> _WRITTEN EXERCISE_: Present the following data again exactly as it is shown.

> _RECORD EXTRACTS_:
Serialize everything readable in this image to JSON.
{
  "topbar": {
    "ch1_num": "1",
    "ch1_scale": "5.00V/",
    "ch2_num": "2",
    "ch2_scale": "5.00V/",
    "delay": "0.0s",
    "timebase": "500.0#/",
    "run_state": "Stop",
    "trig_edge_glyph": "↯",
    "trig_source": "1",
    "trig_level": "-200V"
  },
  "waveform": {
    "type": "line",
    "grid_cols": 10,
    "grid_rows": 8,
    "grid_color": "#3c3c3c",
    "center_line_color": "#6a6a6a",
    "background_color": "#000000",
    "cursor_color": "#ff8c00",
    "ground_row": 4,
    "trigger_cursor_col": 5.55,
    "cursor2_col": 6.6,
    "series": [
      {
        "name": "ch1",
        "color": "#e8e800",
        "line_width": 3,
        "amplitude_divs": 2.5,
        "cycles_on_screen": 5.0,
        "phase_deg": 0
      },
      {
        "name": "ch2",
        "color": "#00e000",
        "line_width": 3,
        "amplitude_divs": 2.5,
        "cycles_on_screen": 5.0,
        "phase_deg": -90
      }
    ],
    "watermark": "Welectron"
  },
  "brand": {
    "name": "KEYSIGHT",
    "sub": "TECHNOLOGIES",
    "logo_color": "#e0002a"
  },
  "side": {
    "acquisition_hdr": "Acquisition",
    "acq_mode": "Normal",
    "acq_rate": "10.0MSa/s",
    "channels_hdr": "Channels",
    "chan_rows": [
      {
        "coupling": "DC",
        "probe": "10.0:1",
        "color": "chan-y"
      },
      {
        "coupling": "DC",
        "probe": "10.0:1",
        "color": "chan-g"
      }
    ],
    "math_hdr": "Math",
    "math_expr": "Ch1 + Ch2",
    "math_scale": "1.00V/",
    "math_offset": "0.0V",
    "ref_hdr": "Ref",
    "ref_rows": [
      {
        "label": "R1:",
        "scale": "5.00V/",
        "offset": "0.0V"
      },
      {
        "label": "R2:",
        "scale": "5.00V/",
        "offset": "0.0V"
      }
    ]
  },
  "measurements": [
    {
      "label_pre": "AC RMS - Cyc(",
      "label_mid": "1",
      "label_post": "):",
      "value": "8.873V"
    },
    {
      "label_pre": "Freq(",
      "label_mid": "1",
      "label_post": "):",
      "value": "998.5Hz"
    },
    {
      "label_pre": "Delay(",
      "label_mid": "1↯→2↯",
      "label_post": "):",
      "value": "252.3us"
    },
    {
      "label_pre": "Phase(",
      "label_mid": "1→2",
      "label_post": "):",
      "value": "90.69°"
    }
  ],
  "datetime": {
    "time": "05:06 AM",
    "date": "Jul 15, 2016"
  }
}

> _ANSWER TO THE TASK_:
Serialize everything readable in this image to JSON.
{
  "topbar": {
    "ch1_num": "1",
    "ch1_scale": "5.00V/",
    "ch2_num": "2",
    "ch2_scale": "5.00V/",
    "delay": "0.0s",
    "timebase": "500.0#/",
    "run_state": "Stop",
    "trig_edge_glyph": "↯",
    "trig_source": "1",
    "trig_level": "-200V"
  },
  "waveform": {
    "type": "line",
    "grid_cols": 10,
    "grid_rows": 8,
    "grid_color": "#3c3c3c",
    "center_line_color": "#6a6a6a",
    "background_color": "#000000",
    "cursor_color": "#ff8c00",
    "ground_row": 4,
    "trigger_cursor_col": 5.55,
    "cursor2_col": 6.6,
    "series": [
      {
        "name": "ch1",
        "color": "#e8e800",
        "line_width": 3,
        "amplitude_divs": 2.5,
        "cycles_on_screen": 5.0,
        "phase_deg": 0
      },
      {
        "name": "ch2",
        "color": "#00e000",
        "line_width": 3,
        "amplitude_divs": 2.5,
        "cycles_on_screen": 5.0,
        "phase_deg": -90
      }
    ],
    "watermark": "Welectron"
  },
  "brand": {
    "name": "KEYSIGHT",
    "sub": "TECHNOLOGIES",
    "logo_color": "#e0002a"
  },
  "side": {
    "acquisition_hdr": "Acquisition",
    "acq_mode": "Normal",
    "acq_rate": "10.0MSa/s",
    "channels_hdr": "Channels",
    "chan_rows": [
      {
        "coupling": "DC",
        "probe": "10.0:1",
        "color": "chan-y"
      },
      {
        "coupling": "DC",
        "probe": "10.0:1",
        "color": "chan-g"
      }
    ],
    "math_hdr": "Math",
    "math_expr": "Ch1 + Ch2",
    "math_scale": "1.00V/",
    "math_offset": "0.0V",
    "ref_hdr": "Ref",
    "ref_rows": [
      {
        "label": "R1:",
        "scale": "5.00V/",
        "offset": "0.0V"
      },
      {
        "label": "R2:",
        "scale": "5.00V/",
        "offset": "0.0V"
      }
    ]
  },
  "measurements": [
    {
      "label_pre": "AC RMS - Cyc(",
      "label_mid": "1",
      "label_post": "):",
      "value": "8.873V"
    },
    {
      "label_pre": "Freq(",
      "label_mid": "1",
      "label_post": "):",
      "value": "998.5Hz"
    },
    {
      "label_pre": "Delay(",
      "label_mid": "1↯→2↯",
      "label_post": "):",
      "value": "252.3us"
    },
    {
      "label_pre": "Phase(",
      "label_mid": "1→2",
      "label_post": "):",
      "value": "90.69°"
    }
  ],
  "datetime": {
    "time": "05:06 AM",
    "date": "Jul 15, 2016"
  }
}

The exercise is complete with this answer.